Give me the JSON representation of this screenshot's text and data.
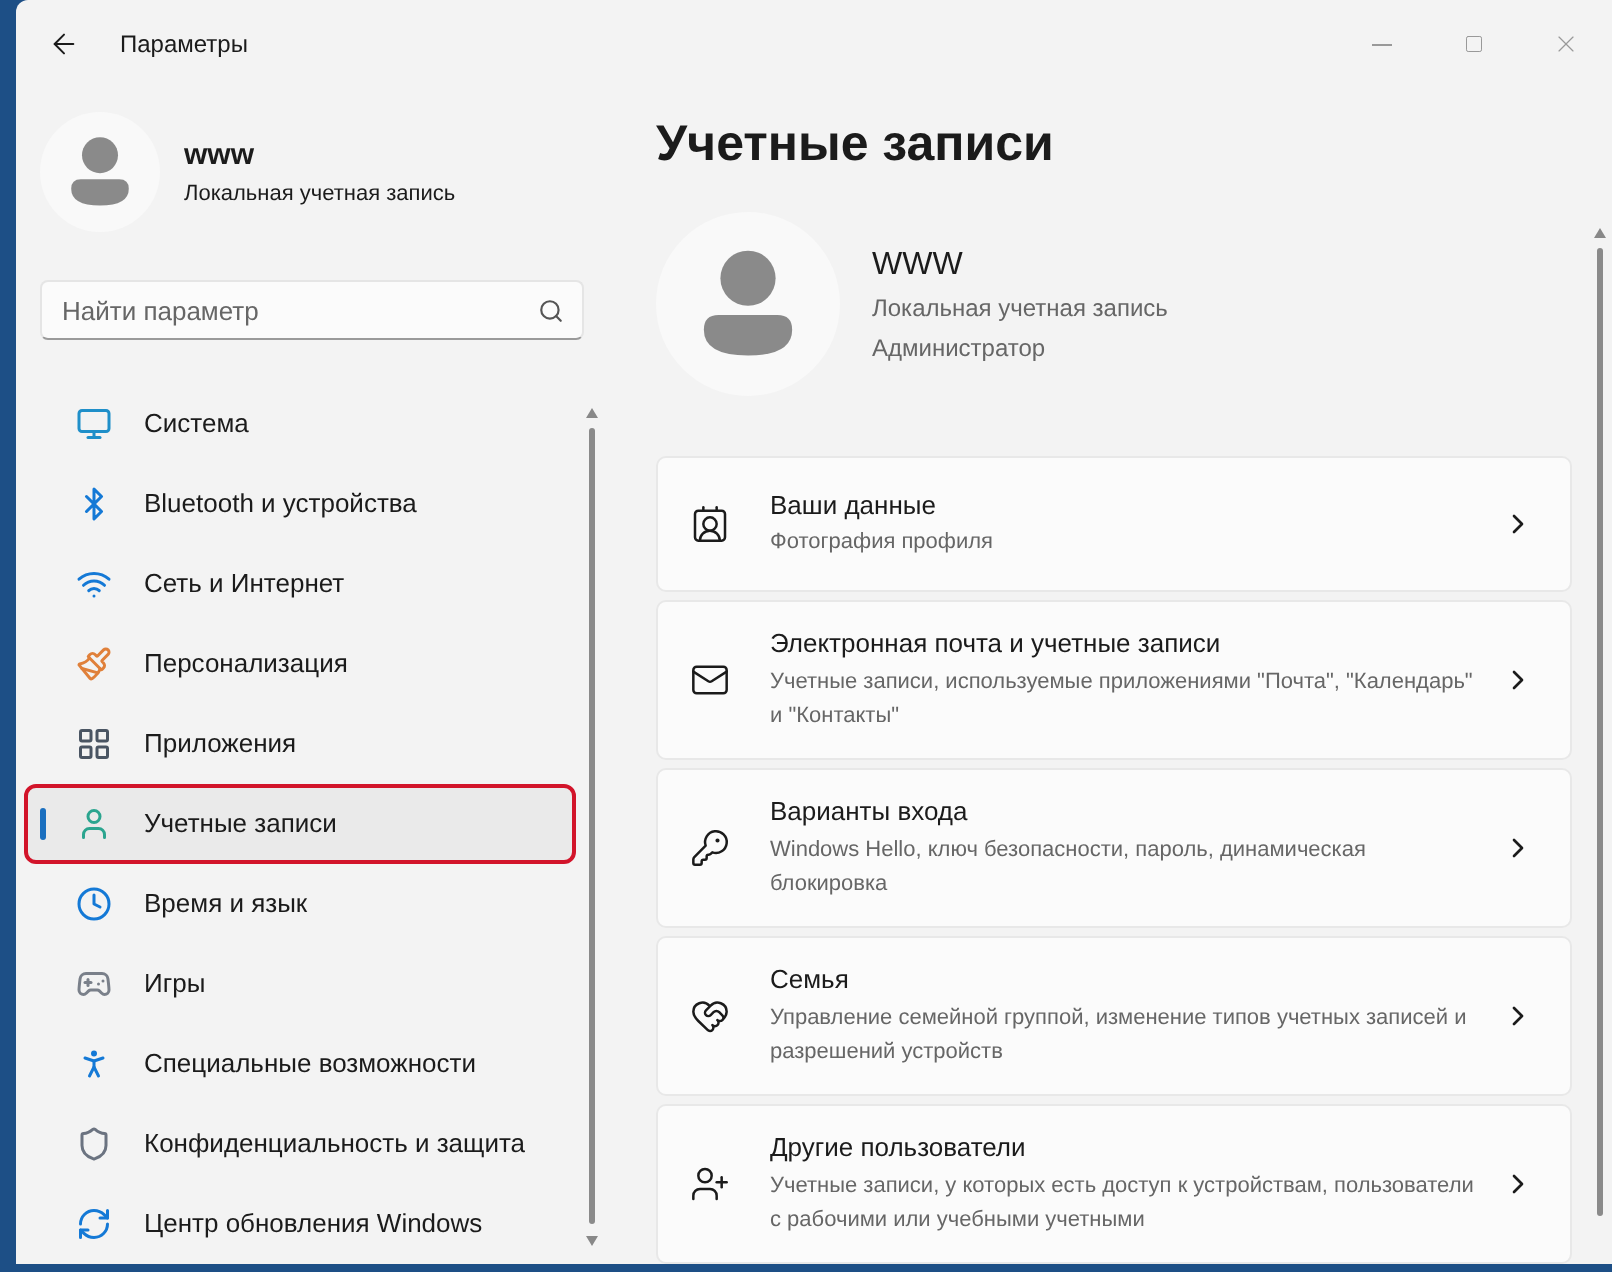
{
  "window": {
    "title": "Параметры"
  },
  "user": {
    "name": "www",
    "account": "Локальная учетная запись"
  },
  "search": {
    "placeholder": "Найти параметр"
  },
  "sidebar": {
    "items": [
      {
        "label": "Система",
        "kind": "system",
        "selected": false,
        "highlighted": false
      },
      {
        "label": "Bluetooth и устройства",
        "kind": "bluetooth",
        "selected": false,
        "highlighted": false
      },
      {
        "label": "Сеть и Интернет",
        "kind": "network",
        "selected": false,
        "highlighted": false
      },
      {
        "label": "Персонализация",
        "kind": "brush",
        "selected": false,
        "highlighted": false
      },
      {
        "label": "Приложения",
        "kind": "apps",
        "selected": false,
        "highlighted": false
      },
      {
        "label": "Учетные записи",
        "kind": "accounts",
        "selected": true,
        "highlighted": true
      },
      {
        "label": "Время и язык",
        "kind": "time",
        "selected": false,
        "highlighted": false
      },
      {
        "label": "Игры",
        "kind": "games",
        "selected": false,
        "highlighted": false
      },
      {
        "label": "Специальные возможности",
        "kind": "accessibility",
        "selected": false,
        "highlighted": false
      },
      {
        "label": "Конфиденциальность и защита",
        "kind": "privacy",
        "selected": false,
        "highlighted": false
      },
      {
        "label": "Центр обновления Windows",
        "kind": "update",
        "selected": false,
        "highlighted": false
      }
    ]
  },
  "page": {
    "title": "Учетные записи",
    "profile": {
      "name": "WWW",
      "account": "Локальная учетная запись",
      "role": "Администратор"
    },
    "cards": [
      {
        "kind": "info",
        "title": "Ваши данные",
        "description": "Фотография профиля"
      },
      {
        "kind": "mail",
        "title": "Электронная почта и учетные записи",
        "description": "Учетные записи, используемые приложениями \"Почта\", \"Календарь\" и \"Контакты\""
      },
      {
        "kind": "key",
        "title": "Варианты входа",
        "description": "Windows Hello, ключ безопасности, пароль, динамическая блокировка"
      },
      {
        "kind": "family",
        "title": "Семья",
        "description": "Управление семейной группой, изменение типов учетных записей и разрешений устройств"
      },
      {
        "kind": "users",
        "title": "Другие пользователи",
        "description": "Учетные записи, у которых есть доступ к устройствам, пользователи с рабочими или учебными учетными"
      }
    ]
  }
}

- - - - -

■ Requirement:
Repeat every record above exactly, but leave out any pictures.

■ Response to the task:
Give me the JSON representation of this screenshot's text and data.
{
  "window": {
    "title": "Параметры"
  },
  "user": {
    "name": "www",
    "account": "Локальная учетная запись"
  },
  "search": {
    "placeholder": "Найти параметр"
  },
  "sidebar": {
    "items": [
      {
        "label": "Система",
        "kind": "system",
        "selected": false,
        "highlighted": false
      },
      {
        "label": "Bluetooth и устройства",
        "kind": "bluetooth",
        "selected": false,
        "highlighted": false
      },
      {
        "label": "Сеть и Интернет",
        "kind": "network",
        "selected": false,
        "highlighted": false
      },
      {
        "label": "Персонализация",
        "kind": "brush",
        "selected": false,
        "highlighted": false
      },
      {
        "label": "Приложения",
        "kind": "apps",
        "selected": false,
        "highlighted": false
      },
      {
        "label": "Учетные записи",
        "kind": "accounts",
        "selected": true,
        "highlighted": true
      },
      {
        "label": "Время и язык",
        "kind": "time",
        "selected": false,
        "highlighted": false
      },
      {
        "label": "Игры",
        "kind": "games",
        "selected": false,
        "highlighted": false
      },
      {
        "label": "Специальные возможности",
        "kind": "accessibility",
        "selected": false,
        "highlighted": false
      },
      {
        "label": "Конфиденциальность и защита",
        "kind": "privacy",
        "selected": false,
        "highlighted": false
      },
      {
        "label": "Центр обновления Windows",
        "kind": "update",
        "selected": false,
        "highlighted": false
      }
    ]
  },
  "page": {
    "title": "Учетные записи",
    "profile": {
      "name": "WWW",
      "account": "Локальная учетная запись",
      "role": "Администратор"
    },
    "cards": [
      {
        "kind": "info",
        "title": "Ваши данные",
        "description": "Фотография профиля"
      },
      {
        "kind": "mail",
        "title": "Электронная почта и учетные записи",
        "description": "Учетные записи, используемые приложениями \"Почта\", \"Календарь\" и \"Контакты\""
      },
      {
        "kind": "key",
        "title": "Варианты входа",
        "description": "Windows Hello, ключ безопасности, пароль, динамическая блокировка"
      },
      {
        "kind": "family",
        "title": "Семья",
        "description": "Управление семейной группой, изменение типов учетных записей и разрешений устройств"
      },
      {
        "kind": "users",
        "title": "Другие пользователи",
        "description": "Учетные записи, у которых есть доступ к устройствам, пользователи с рабочими или учебными учетными"
      }
    ]
  }
}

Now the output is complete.